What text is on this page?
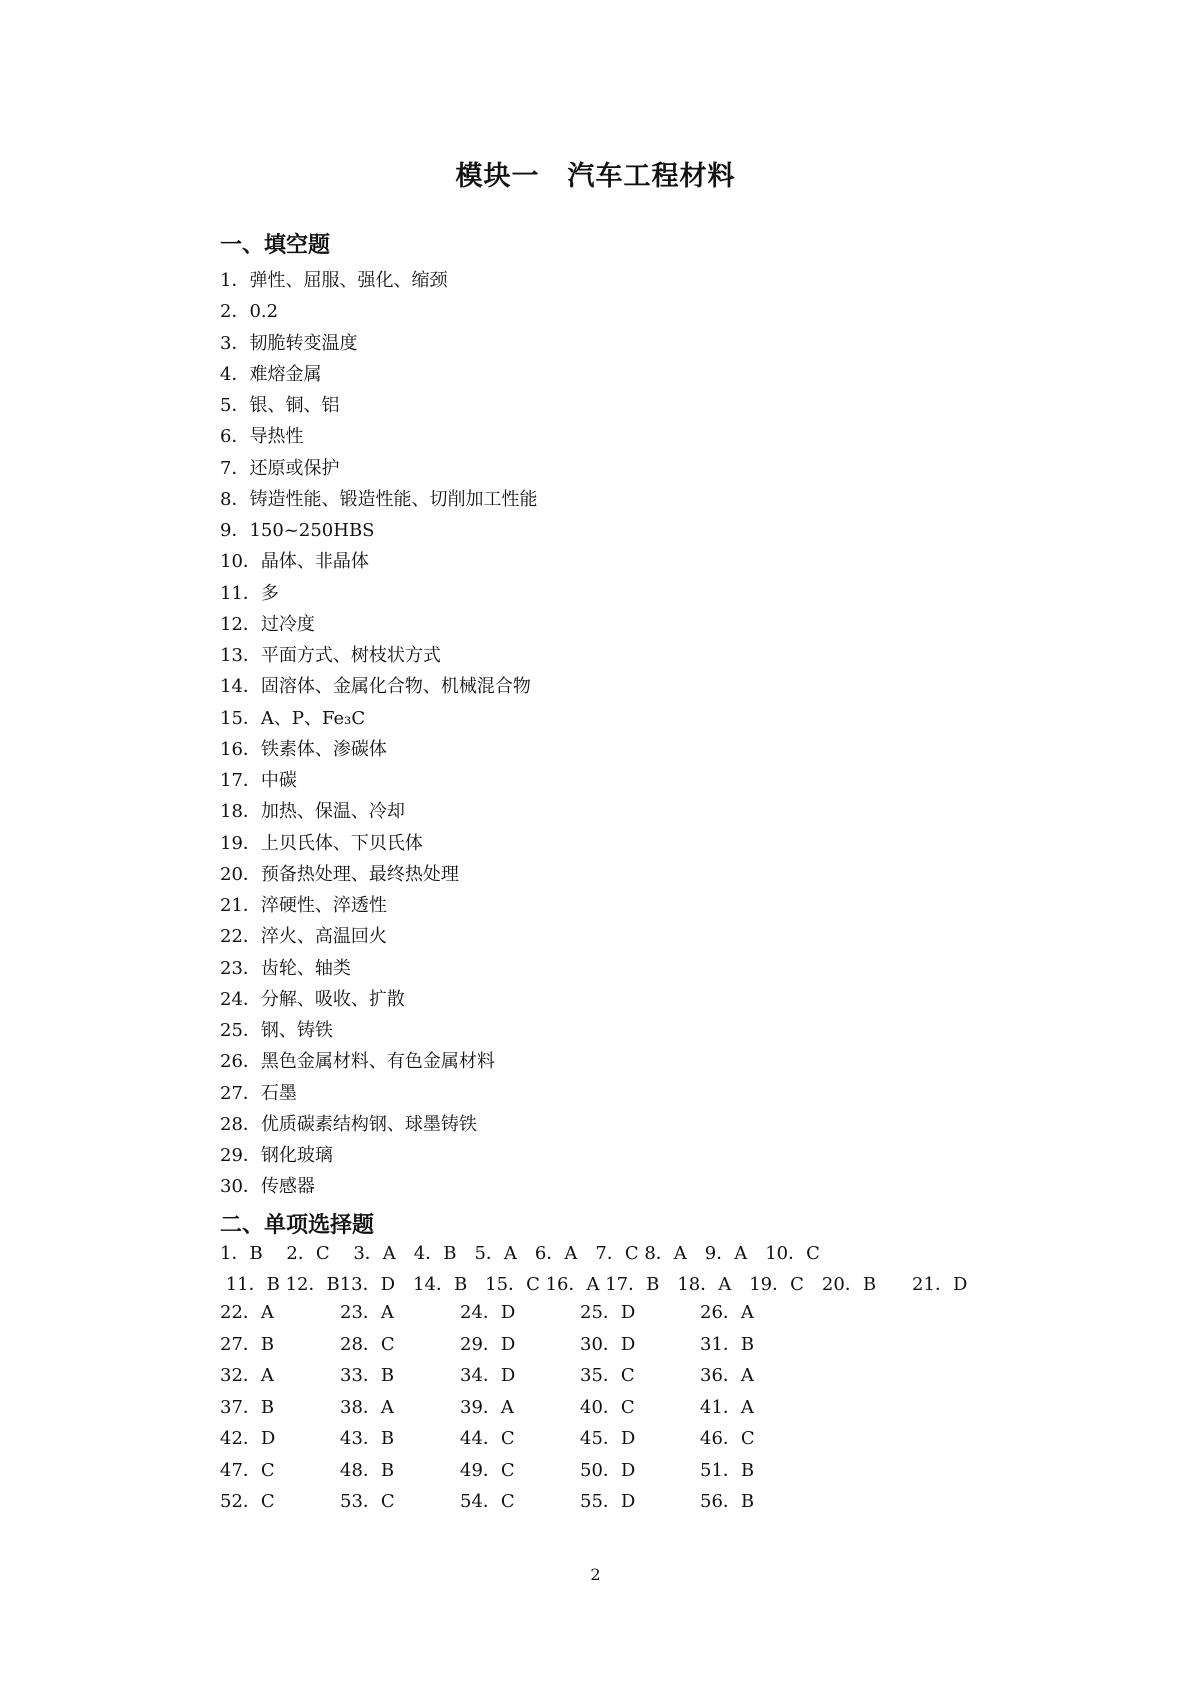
模块一　汽车工程材料
一、填空题
1．弹性、屈服、强化、缩颈
2．0.2
3．韧脆转变温度
4．难熔金属
5．银、铜、铝
6．导热性
7．还原或保护
8．铸造性能、锻造性能、切削加工性能
9．150~250HBS
10．晶体、非晶体
11．多
12．过冷度
13．平面方式、树枝状方式
14．固溶体、金属化合物、机械混合物
15．A、P、Fe₃C
16．铁素体、渗碳体
17．中碳
18．加热、保温、冷却
19．上贝氏体、下贝氏体
20．预备热处理、最终热处理
21．淬硬性、淬透性
22．淬火、高温回火
23．齿轮、轴类
24．分解、吸收、扩散
25．钢、铸铁
26．黑色金属材料、有色金属材料
27．石墨
28．优质碳素结构钢、球墨铸铁
29．钢化玻璃
30．传感器
二、单项选择题
1．B　 2．C　 3．A　4．B　5．A　6．A　7．C 8．A　9．A　10．C
11．B 12．B13．D　14．B　15．C 16．A 17．B　18．A　19．C　20．B　　21．D
22．A	23．A	24．D	25．D	26．A
27．B	28．C	29．D	30．D	31．B
32．A	33．B	34．D	35．C	36．A
37．B	38．A	39．A	40．C	41．A
42．D	43．B	44．C	45．D	46．C
47．C	48．B	49．C	50．D	51．B
52．C	53．C	54．C	55．D	56．B
2
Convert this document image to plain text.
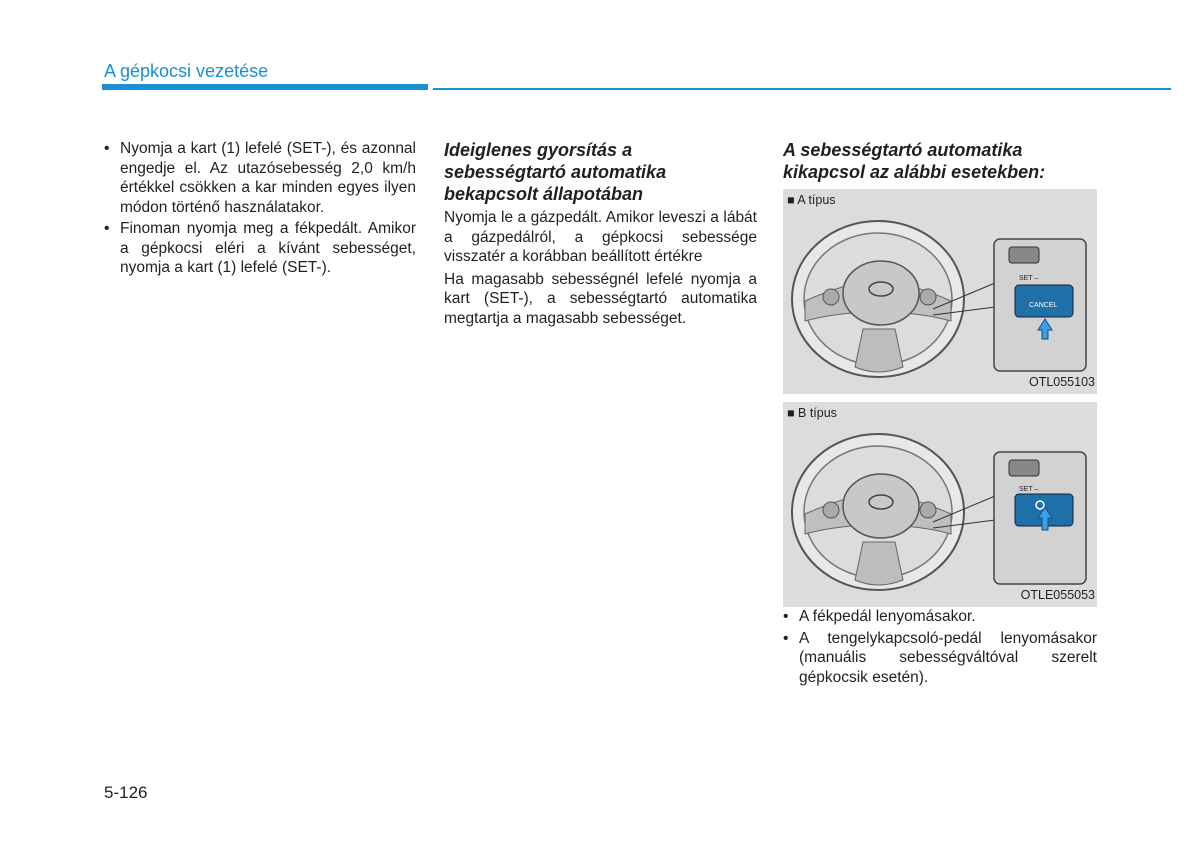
A gépkocsi vezetése
• Nyomja a kart (1) lefelé (SET-), és azonnal engedje el. Az utazósebesség 2,0 km/h értékkel csökken a kar minden egyes ilyen módon történő használatakor.
• Finoman nyomja meg a fékpedált. Amikor a gépkocsi eléri a kívánt sebességet, nyomja a kart (1) lefelé (SET-).
Ideiglenes gyorsítás a sebességtartó automatika bekapcsolt állapotában

Nyomja le a gázpedált. Amikor leveszi a lábát a gázpedálról, a gépkocsi sebessége visszatér a korábban beállított értékre

Ha magasabb sebességnél lefelé nyomja a kart (SET-), a sebességtartó automatika megtartja a magasabb sebességet.

A sebességtartó automatika kikapcsol az alábbi esetekben:
■ A típus
SET –
CANCEL
OTL055103
■ B típus
SET –
OTLE055053
• A fékpedál lenyomásakor.
• A tengelykapcsoló-pedál lenyomásakor (manuális sebességváltóval szerelt gépkocsik esetén).
5-126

GIVEN REQUEST: Take every line that includes the string "text" and copy it.

OUTPUT FOR THIS TASK:
What text is on this page?
Convert this document image to plain text.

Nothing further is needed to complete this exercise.